What the exercise asks:
The records that follow need to be output exactly as they are.
-------- Extracted material --------
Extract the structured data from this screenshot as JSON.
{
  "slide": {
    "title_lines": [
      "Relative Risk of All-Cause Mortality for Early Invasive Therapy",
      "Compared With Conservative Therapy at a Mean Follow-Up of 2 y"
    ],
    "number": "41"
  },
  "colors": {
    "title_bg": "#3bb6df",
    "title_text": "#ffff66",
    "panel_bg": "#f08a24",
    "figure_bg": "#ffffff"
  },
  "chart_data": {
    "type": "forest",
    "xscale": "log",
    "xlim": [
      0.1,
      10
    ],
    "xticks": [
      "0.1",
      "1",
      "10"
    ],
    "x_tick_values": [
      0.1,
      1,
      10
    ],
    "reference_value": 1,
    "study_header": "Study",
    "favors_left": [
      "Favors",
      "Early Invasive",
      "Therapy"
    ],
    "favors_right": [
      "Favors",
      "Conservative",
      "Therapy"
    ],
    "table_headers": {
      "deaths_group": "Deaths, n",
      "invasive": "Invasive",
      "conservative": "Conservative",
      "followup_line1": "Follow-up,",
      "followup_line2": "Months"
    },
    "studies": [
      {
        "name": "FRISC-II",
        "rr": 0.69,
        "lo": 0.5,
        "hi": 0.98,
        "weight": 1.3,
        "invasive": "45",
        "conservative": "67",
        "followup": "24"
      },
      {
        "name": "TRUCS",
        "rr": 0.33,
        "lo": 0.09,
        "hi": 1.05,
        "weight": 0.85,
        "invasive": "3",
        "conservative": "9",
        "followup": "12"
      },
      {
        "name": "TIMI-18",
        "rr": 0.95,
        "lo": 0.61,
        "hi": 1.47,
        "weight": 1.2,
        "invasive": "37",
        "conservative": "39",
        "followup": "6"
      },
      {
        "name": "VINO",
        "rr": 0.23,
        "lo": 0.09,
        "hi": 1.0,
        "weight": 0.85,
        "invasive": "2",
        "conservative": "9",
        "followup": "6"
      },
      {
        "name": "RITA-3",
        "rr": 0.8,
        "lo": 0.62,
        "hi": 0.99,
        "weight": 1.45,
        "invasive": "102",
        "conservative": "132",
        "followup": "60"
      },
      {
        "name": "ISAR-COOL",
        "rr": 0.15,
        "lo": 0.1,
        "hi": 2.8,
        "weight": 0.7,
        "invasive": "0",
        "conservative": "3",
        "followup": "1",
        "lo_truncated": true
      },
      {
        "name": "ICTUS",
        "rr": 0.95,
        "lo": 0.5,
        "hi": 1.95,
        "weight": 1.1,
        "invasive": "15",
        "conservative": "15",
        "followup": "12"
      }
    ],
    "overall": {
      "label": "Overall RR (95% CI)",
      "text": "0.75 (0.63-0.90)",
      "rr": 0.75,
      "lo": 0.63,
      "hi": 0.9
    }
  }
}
--------
Full solution:
Extract the structured data from this screenshot as JSON.
{
  "slide": {
    "title_lines": [
      "Relative Risk of All-Cause Mortality for Early Invasive Therapy",
      "Compared With Conservative Therapy at a Mean Follow-Up of 2 y"
    ],
    "number": "41"
  },
  "colors": {
    "title_bg": "#3bb6df",
    "title_text": "#ffff66",
    "panel_bg": "#f08a24",
    "figure_bg": "#ffffff"
  },
  "chart_data": {
    "type": "forest",
    "xscale": "log",
    "xlim": [
      0.1,
      10
    ],
    "xticks": [
      "0.1",
      "1",
      "10"
    ],
    "x_tick_values": [
      0.1,
      1,
      10
    ],
    "reference_value": 1,
    "study_header": "Study",
    "favors_left": [
      "Favors",
      "Early Invasive",
      "Therapy"
    ],
    "favors_right": [
      "Favors",
      "Conservative",
      "Therapy"
    ],
    "table_headers": {
      "deaths_group": "Deaths, n",
      "invasive": "Invasive",
      "conservative": "Conservative",
      "followup_line1": "Follow-up,",
      "followup_line2": "Months"
    },
    "studies": [
      {
        "name": "FRISC-II",
        "rr": 0.69,
        "lo": 0.5,
        "hi": 0.98,
        "weight": 1.3,
        "invasive": "45",
        "conservative": "67",
        "followup": "24"
      },
      {
        "name": "TRUCS",
        "rr": 0.33,
        "lo": 0.09,
        "hi": 1.05,
        "weight": 0.85,
        "invasive": "3",
        "conservative": "9",
        "followup": "12"
      },
      {
        "name": "TIMI-18",
        "rr": 0.95,
        "lo": 0.61,
        "hi": 1.47,
        "weight": 1.2,
        "invasive": "37",
        "conservative": "39",
        "followup": "6"
      },
      {
        "name": "VINO",
        "rr": 0.23,
        "lo": 0.09,
        "hi": 1.0,
        "weight": 0.85,
        "invasive": "2",
        "conservative": "9",
        "followup": "6"
      },
      {
        "name": "RITA-3",
        "rr": 0.8,
        "lo": 0.62,
        "hi": 0.99,
        "weight": 1.45,
        "invasive": "102",
        "conservative": "132",
        "followup": "60"
      },
      {
        "name": "ISAR-COOL",
        "rr": 0.15,
        "lo": 0.1,
        "hi": 2.8,
        "weight": 0.7,
        "invasive": "0",
        "conservative": "3",
        "followup": "1",
        "lo_truncated": true
      },
      {
        "name": "ICTUS",
        "rr": 0.95,
        "lo": 0.5,
        "hi": 1.95,
        "weight": 1.1,
        "invasive": "15",
        "conservative": "15",
        "followup": "12"
      }
    ],
    "overall": {
      "label": "Overall RR (95% CI)",
      "text": "0.75 (0.63-0.90)",
      "rr": 0.75,
      "lo": 0.63,
      "hi": 0.9
    }
  }
}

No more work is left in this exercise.